• Written problem
Retype all material exactly. Pictures stay out of the copy.
◇ ◇ ◇
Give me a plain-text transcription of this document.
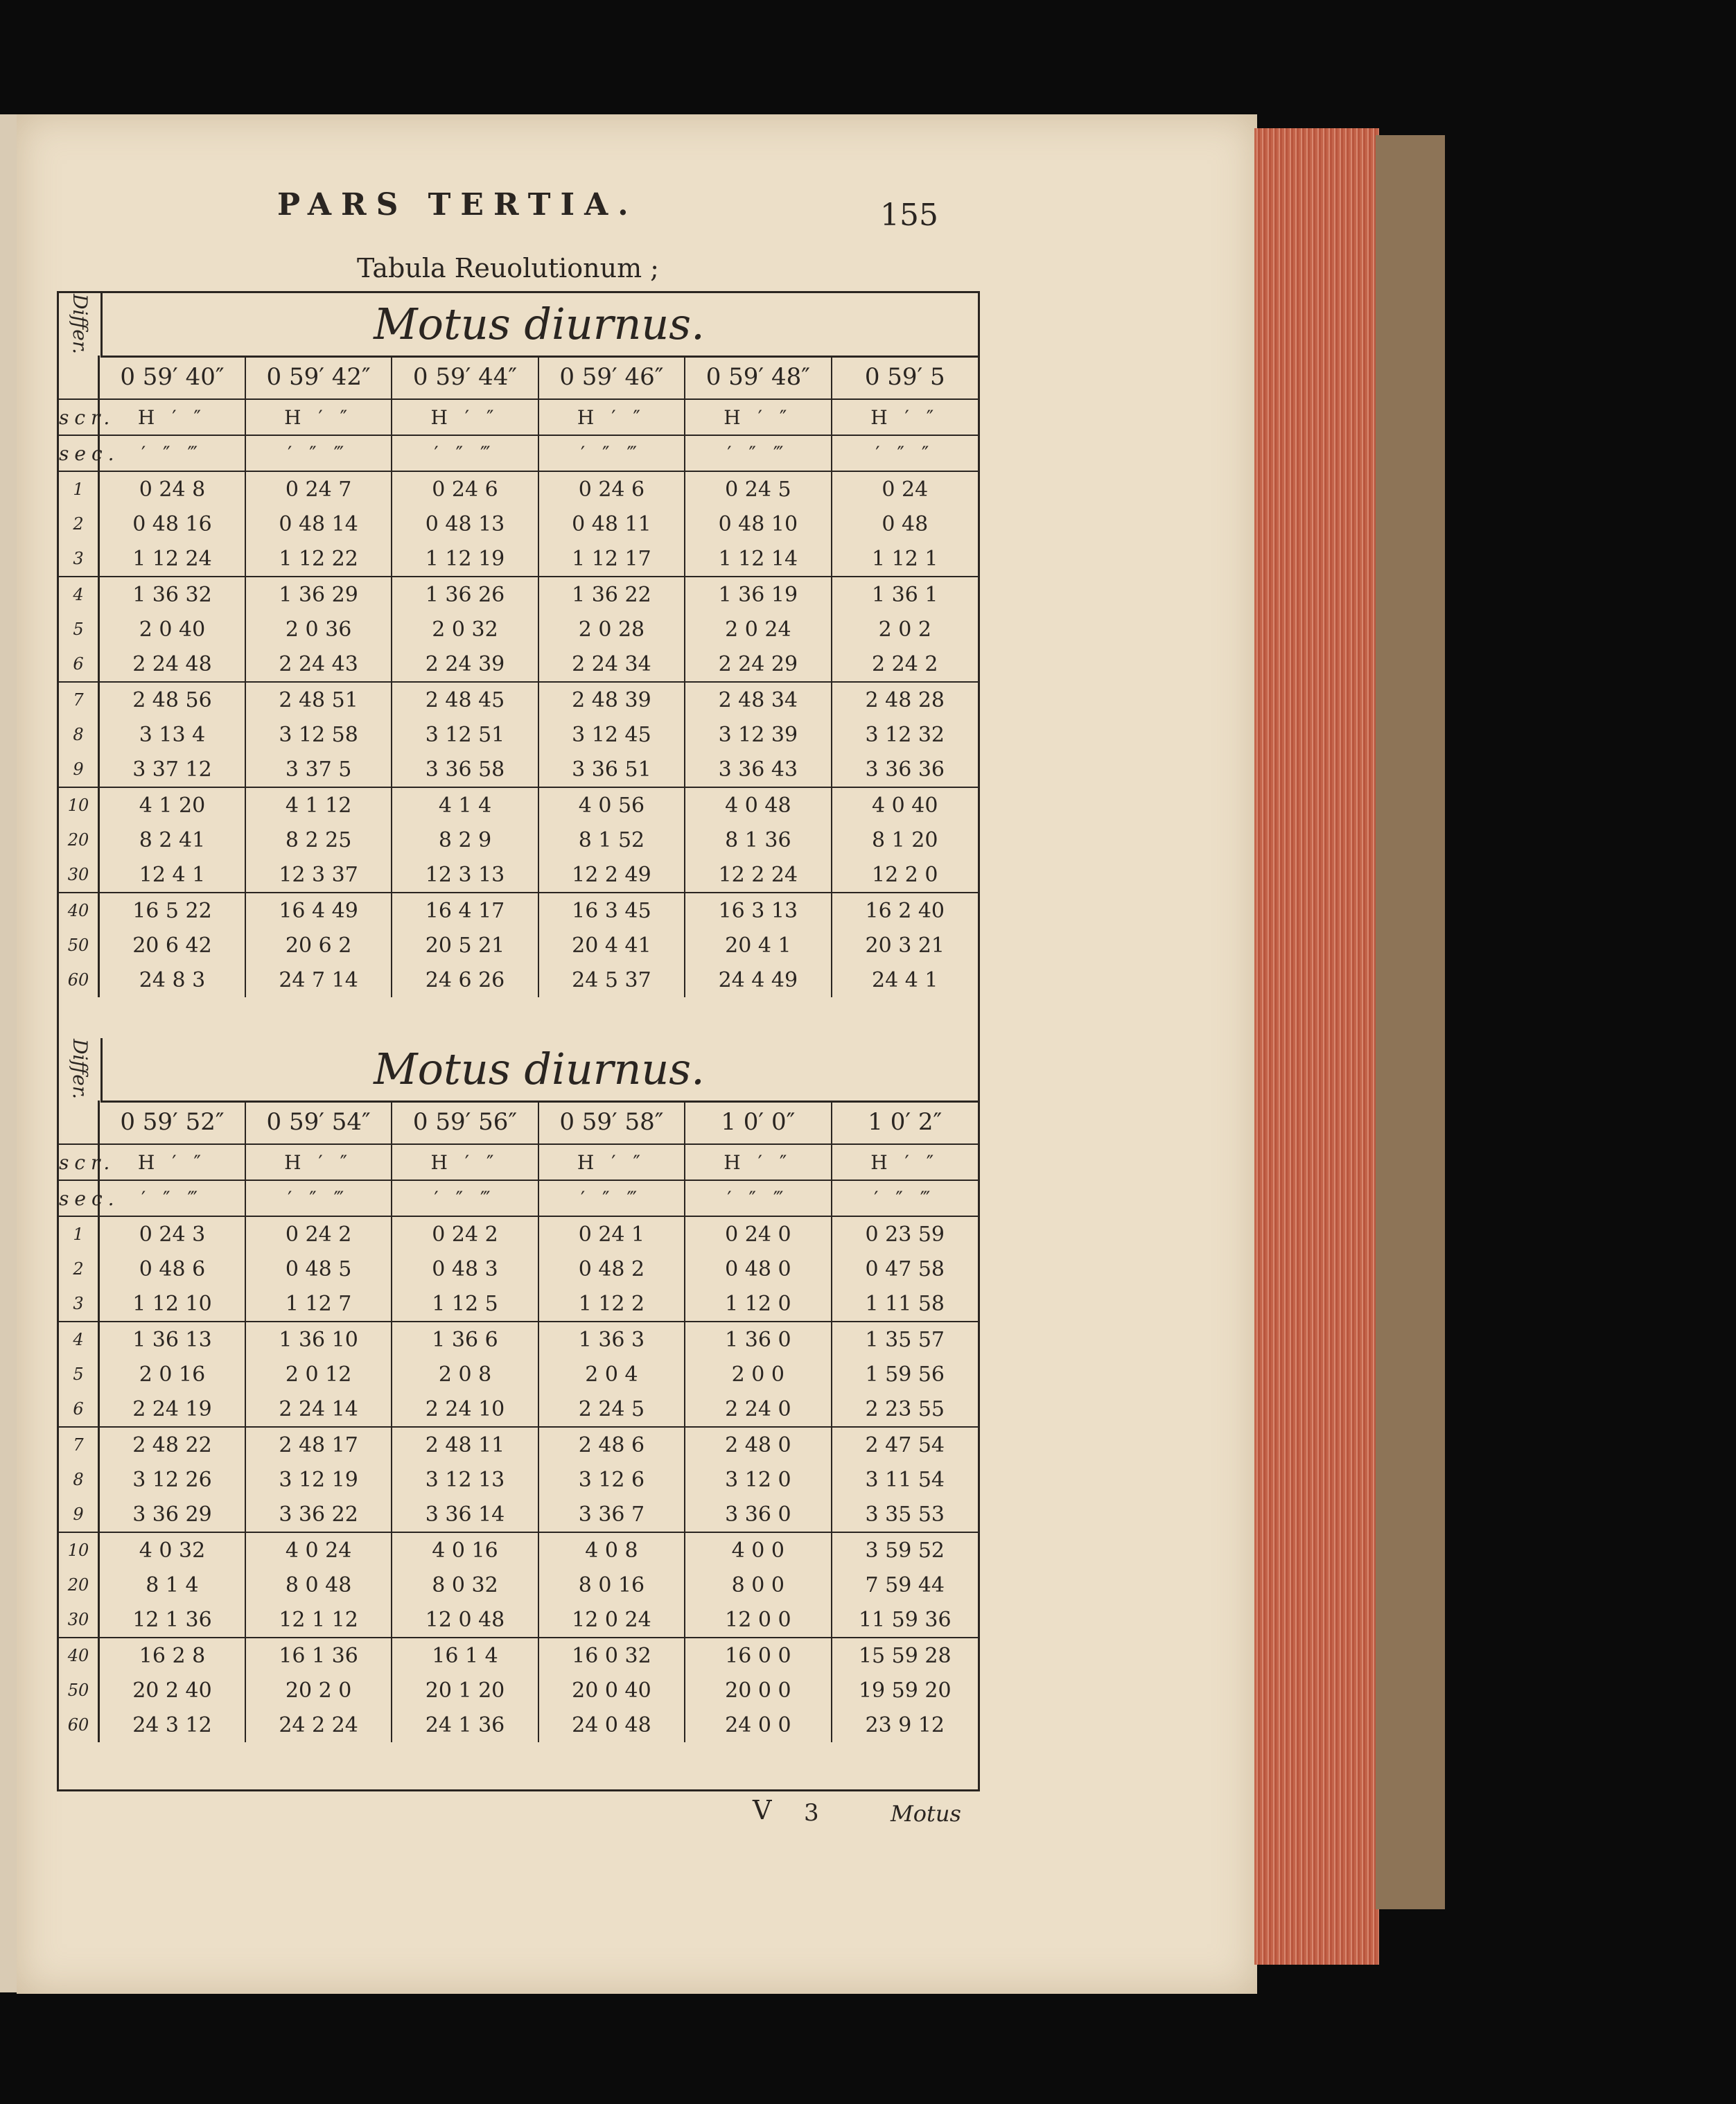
PARS TERTIA.	155
Tabula Reuolutionum ;
Differ.	Motus diurnus.
	0 59′ 40″	0 59′ 42″	0 59′ 44″	0 59′ 46″	0 59′ 48″	0 59′ 5
scr.	H ′ ″	H ′ ″	H ′ ″	H ′ ″	H ′ ″	H ′ ″
sec.	′ ″ ‴	′ ″ ‴	′ ″ ‴	′ ″ ‴	′ ″ ‴	′ ″ ″
1	0 24 8	0 24 7	0 24 6	0 24 6	0 24 5	0 24
2	0 48 16	0 48 14	0 48 13	0 48 11	0 48 10	0 48
3	1 12 24	1 12 22	1 12 19	1 12 17	1 12 14	1 12 1
4	1 36 32	1 36 29	1 36 26	1 36 22	1 36 19	1 36 1
5	2 0 40	2 0 36	2 0 32	2 0 28	2 0 24	2 0 2
6	2 24 48	2 24 43	2 24 39	2 24 34	2 24 29	2 24 2
7	2 48 56	2 48 51	2 48 45	2 48 39	2 48 34	2 48 28
8	3 13 4	3 12 58	3 12 51	3 12 45	3 12 39	3 12 32
9	3 37 12	3 37 5	3 36 58	3 36 51	3 36 43	3 36 36
10	4 1 20	4 1 12	4 1 4	4 0 56	4 0 48	4 0 40
20	8 2 41	8 2 25	8 2 9	8 1 52	8 1 36	8 1 20
30	12 4 1	12 3 37	12 3 13	12 2 49	12 2 24	12 2 0
40	16 5 22	16 4 49	16 4 17	16 3 45	16 3 13	16 2 40
50	20 6 42	20 6 2	20 5 21	20 4 41	20 4 1	20 3 21
60	24 8 3	24 7 14	24 6 26	24 5 37	24 4 49	24 4 1
Differ.	Motus diurnus.
	0 59′ 52″	0 59′ 54″	0 59′ 56″	0 59′ 58″	1 0′ 0″	1 0′ 2″
scr.	H ′ ″	H ′ ″	H ′ ″	H ′ ″	H ′ ″	H ′ ″
sec.	′ ″ ‴	′ ″ ‴	′ ″ ‴	′ ″ ‴	′ ″ ‴	′ ″ ‴
1	0 24 3	0 24 2	0 24 2	0 24 1	0 24 0	0 23 59
2	0 48 6	0 48 5	0 48 3	0 48 2	0 48 0	0 47 58
3	1 12 10	1 12 7	1 12 5	1 12 2	1 12 0	1 11 58
4	1 36 13	1 36 10	1 36 6	1 36 3	1 36 0	1 35 57
5	2 0 16	2 0 12	2 0 8	2 0 4	2 0 0	1 59 56
6	2 24 19	2 24 14	2 24 10	2 24 5	2 24 0	2 23 55
7	2 48 22	2 48 17	2 48 11	2 48 6	2 48 0	2 47 54
8	3 12 26	3 12 19	3 12 13	3 12 6	3 12 0	3 11 54
9	3 36 29	3 36 22	3 36 14	3 36 7	3 36 0	3 35 53
10	4 0 32	4 0 24	4 0 16	4 0 8	4 0 0	3 59 52
20	8 1 4	8 0 48	8 0 32	8 0 16	8 0 0	7 59 44
30	12 1 36	12 1 12	12 0 48	12 0 24	12 0 0	11 59 36
40	16 2 8	16 1 36	16 1 4	16 0 32	16 0 0	15 59 28
50	20 2 40	20 2 0	20 1 20	20 0 40	20 0 0	19 59 20
60	24 3 12	24 2 24	24 1 36	24 0 48	24 0 0	23 9 12
V 3	Motus
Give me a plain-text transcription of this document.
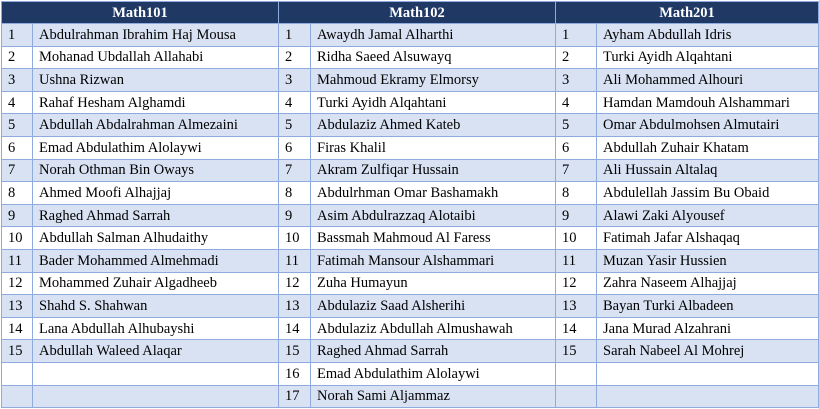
Math101		Math102		Math201	
1	Abdulrahman Ibrahim Haj Mousa	1	Awaydh Jamal Alharthi	1	Ayham Abdullah Idris
2	Mohanad Ubdallah Allahabi	2	Ridha Saeed Alsuwayq	2	Turki Ayidh Alqahtani
3	Ushna Rizwan	3	Mahmoud Ekramy Elmorsy	3	Ali Mohammed Alhouri
4	Rahaf Hesham Alghamdi	4	Turki Ayidh Alqahtani	4	Hamdan Mamdouh Alshammari
5	Abdullah Abdalrahman Almezaini	5	Abdulaziz Ahmed Kateb	5	Omar Abdulmohsen Almutairi
6	Emad Abdulathim Alolaywi	6	Firas Khalil	6	Abdullah Zuhair Khatam
7	Norah Othman Bin Oways	7	Akram Zulfiqar Hussain	7	Ali Hussain Altalaq
8	Ahmed Moofi Alhajjaj	8	Abdulrhman Omar Bashamakh	8	Abdulellah Jassim Bu Obaid
9	Raghed Ahmad Sarrah	9	Asim Abdulrazzaq Alotaibi	9	Alawi Zaki Alyousef
10	Abdullah Salman Alhudaithy	10	Bassmah Mahmoud Al Faress	10	Fatimah Jafar Alshaqaq
11	Bader Mohammed Almehmadi	11	Fatimah Mansour Alshammari	11	Muzan Yasir Hussien
12	Mohammed Zuhair Algadheeb	12	Zuha Humayun	12	Zahra Naseem Alhajjaj
13	Shahd S. Shahwan	13	Abdulaziz Saad Alsherihi	13	Bayan Turki Albadeen
14	Lana Abdullah Alhubayshi	14	Abdulaziz Abdullah Almushawah	14	Jana Murad Alzahrani
15	Abdullah Waleed Alaqar	15	Raghed Ahmad Sarrah	15	Sarah Nabeel Al Mohrej
		16	Emad Abdulathim Alolaywi		
		17	Norah Sami Aljammaz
◇ ◇ ◇
• Reply
Give me a plain-text transcription of this document.
PARS TERTIA.	155
Tabula Reuolutionum ;
Differ.	Motus diurnus.
	0 59′ 40″	0 59′ 42″	0 59′ 44″	0 59′ 46″	0 59′ 48″	0 59′ 5
scr.	H ′ ″	H ′ ″	H ′ ″	H ′ ″	H ′ ″	H ′ ″
sec.	′ ″ ‴	′ ″ ‴	′ ″ ‴	′ ″ ‴	′ ″ ‴	′ ″ ″
1	0 24 8	0 24 7	0 24 6	0 24 6	0 24 5	0 24
2	0 48 16	0 48 14	0 48 13	0 48 11	0 48 10	0 48
3	1 12 24	1 12 22	1 12 19	1 12 17	1 12 14	1 12 1
4	1 36 32	1 36 29	1 36 26	1 36 22	1 36 19	1 36 1
5	2 0 40	2 0 36	2 0 32	2 0 28	2 0 24	2 0 2
6	2 24 48	2 24 43	2 24 39	2 24 34	2 24 29	2 24 2
7	2 48 56	2 48 51	2 48 45	2 48 39	2 48 34	2 48 28
8	3 13 4	3 12 58	3 12 51	3 12 45	3 12 39	3 12 32
9	3 37 12	3 37 5	3 36 58	3 36 51	3 36 43	3 36 36
10	4 1 20	4 1 12	4 1 4	4 0 56	4 0 48	4 0 40
20	8 2 41	8 2 25	8 2 9	8 1 52	8 1 36	8 1 20
30	12 4 1	12 3 37	12 3 13	12 2 49	12 2 24	12 2 0
40	16 5 22	16 4 49	16 4 17	16 3 45	16 3 13	16 2 40
50	20 6 42	20 6 2	20 5 21	20 4 41	20 4 1	20 3 21
60	24 8 3	24 7 14	24 6 26	24 5 37	24 4 49	24 4 1
Differ.	Motus diurnus.
	0 59′ 52″	0 59′ 54″	0 59′ 56″	0 59′ 58″	1 0′ 0″	1 0′ 2″
scr.	H ′ ″	H ′ ″	H ′ ″	H ′ ″	H ′ ″	H ′ ″
sec.	′ ″ ‴	′ ″ ‴	′ ″ ‴	′ ″ ‴	′ ″ ‴	′ ″ ‴
1	0 24 3	0 24 2	0 24 2	0 24 1	0 24 0	0 23 59
2	0 48 6	0 48 5	0 48 3	0 48 2	0 48 0	0 47 58
3	1 12 10	1 12 7	1 12 5	1 12 2	1 12 0	1 11 58
4	1 36 13	1 36 10	1 36 6	1 36 3	1 36 0	1 35 57
5	2 0 16	2 0 12	2 0 8	2 0 4	2 0 0	1 59 56
6	2 24 19	2 24 14	2 24 10	2 24 5	2 24 0	2 23 55
7	2 48 22	2 48 17	2 48 11	2 48 6	2 48 0	2 47 54
8	3 12 26	3 12 19	3 12 13	3 12 6	3 12 0	3 11 54
9	3 36 29	3 36 22	3 36 14	3 36 7	3 36 0	3 35 53
10	4 0 32	4 0 24	4 0 16	4 0 8	4 0 0	3 59 52
20	8 1 4	8 0 48	8 0 32	8 0 16	8 0 0	7 59 44
30	12 1 36	12 1 12	12 0 48	12 0 24	12 0 0	11 59 36
40	16 2 8	16 1 36	16 1 4	16 0 32	16 0 0	15 59 28
50	20 2 40	20 2 0	20 1 20	20 0 40	20 0 0	19 59 20
60	24 3 12	24 2 24	24 1 36	24 0 48	24 0 0	23 9 12
V 3	Motus
Give me a plain-text transcription of this document.
Math101		Math102		Math201	
1	Abdulrahman Ibrahim Haj Mousa	1	Awaydh Jamal Alharthi	1	Ayham Abdullah Idris
2	Mohanad Ubdallah Allahabi	2	Ridha Saeed Alsuwayq	2	Turki Ayidh Alqahtani
3	Ushna Rizwan	3	Mahmoud Ekramy Elmorsy	3	Ali Mohammed Alhouri
4	Rahaf Hesham Alghamdi	4	Turki Ayidh Alqahtani	4	Hamdan Mamdouh Alshammari
5	Abdullah Abdalrahman Almezaini	5	Abdulaziz Ahmed Kateb	5	Omar Abdulmohsen Almutairi
6	Emad Abdulathim Alolaywi	6	Firas Khalil	6	Abdullah Zuhair Khatam
7	Norah Othman Bin Oways	7	Akram Zulfiqar Hussain	7	Ali Hussain Altalaq
8	Ahmed Moofi Alhajjaj	8	Abdulrhman Omar Bashamakh	8	Abdulellah Jassim Bu Obaid
9	Raghed Ahmad Sarrah	9	Asim Abdulrazzaq Alotaibi	9	Alawi Zaki Alyousef
10	Abdullah Salman Alhudaithy	10	Bassmah Mahmoud Al Faress	10	Fatimah Jafar Alshaqaq
11	Bader Mohammed Almehmadi	11	Fatimah Mansour Alshammari	11	Muzan Yasir Hussien
12	Mohammed Zuhair Algadheeb	12	Zuha Humayun	12	Zahra Naseem Alhajjaj
13	Shahd S. Shahwan	13	Abdulaziz Saad Alsherihi	13	Bayan Turki Albadeen
14	Lana Abdullah Alhubayshi	14	Abdulaziz Abdullah Almushawah	14	Jana Murad Alzahrani
15	Abdullah Waleed Alaqar	15	Raghed Ahmad Sarrah	15	Sarah Nabeel Al Mohrej
		16	Emad Abdulathim Alolaywi		
		17	Norah Sami Aljammaz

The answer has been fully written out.